== DATA PROVIDED ==

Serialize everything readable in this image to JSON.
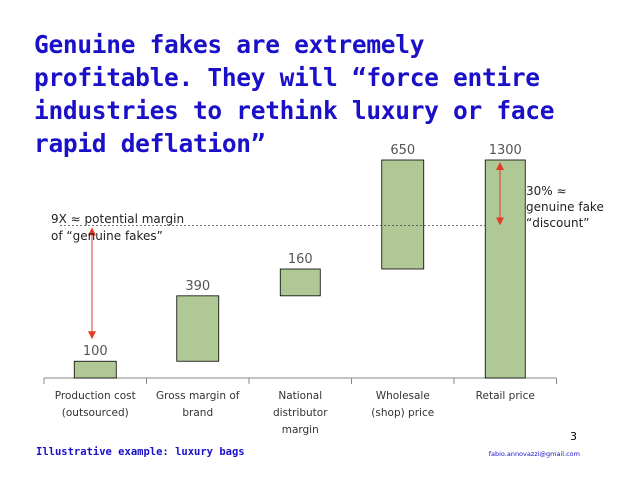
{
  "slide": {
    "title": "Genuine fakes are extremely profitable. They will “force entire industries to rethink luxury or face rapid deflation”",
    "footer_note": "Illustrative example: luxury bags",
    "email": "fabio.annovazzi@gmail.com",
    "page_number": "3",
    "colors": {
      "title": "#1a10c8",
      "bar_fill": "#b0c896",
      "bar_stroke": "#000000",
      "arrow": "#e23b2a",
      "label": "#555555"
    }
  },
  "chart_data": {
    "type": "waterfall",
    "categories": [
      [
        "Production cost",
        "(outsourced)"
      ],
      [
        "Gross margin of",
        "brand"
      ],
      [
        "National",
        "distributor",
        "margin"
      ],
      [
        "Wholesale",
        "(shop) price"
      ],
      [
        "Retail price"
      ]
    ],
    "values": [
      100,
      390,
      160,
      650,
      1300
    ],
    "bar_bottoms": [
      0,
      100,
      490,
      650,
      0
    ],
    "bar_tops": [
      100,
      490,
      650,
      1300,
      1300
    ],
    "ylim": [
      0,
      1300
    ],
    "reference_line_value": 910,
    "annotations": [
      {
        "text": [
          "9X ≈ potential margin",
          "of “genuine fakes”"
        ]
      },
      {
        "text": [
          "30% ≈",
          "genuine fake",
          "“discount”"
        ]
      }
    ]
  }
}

===

GOAL
Return each line from the material above exactly, but not the pictures.

EXERCISE RESPONSE
Serialize everything readable in this image to JSON.
{
  "slide": {
    "title": "Genuine fakes are extremely profitable. They will “force entire industries to rethink luxury or face rapid deflation”",
    "footer_note": "Illustrative example: luxury bags",
    "email": "fabio.annovazzi@gmail.com",
    "page_number": "3",
    "colors": {
      "title": "#1a10c8",
      "bar_fill": "#b0c896",
      "bar_stroke": "#000000",
      "arrow": "#e23b2a",
      "label": "#555555"
    }
  },
  "chart_data": {
    "type": "waterfall",
    "categories": [
      [
        "Production cost",
        "(outsourced)"
      ],
      [
        "Gross margin of",
        "brand"
      ],
      [
        "National",
        "distributor",
        "margin"
      ],
      [
        "Wholesale",
        "(shop) price"
      ],
      [
        "Retail price"
      ]
    ],
    "values": [
      100,
      390,
      160,
      650,
      1300
    ],
    "bar_bottoms": [
      0,
      100,
      490,
      650,
      0
    ],
    "bar_tops": [
      100,
      490,
      650,
      1300,
      1300
    ],
    "ylim": [
      0,
      1300
    ],
    "reference_line_value": 910,
    "annotations": [
      {
        "text": [
          "9X ≈ potential margin",
          "of “genuine fakes”"
        ]
      },
      {
        "text": [
          "30% ≈",
          "genuine fake",
          "“discount”"
        ]
      }
    ]
  }
}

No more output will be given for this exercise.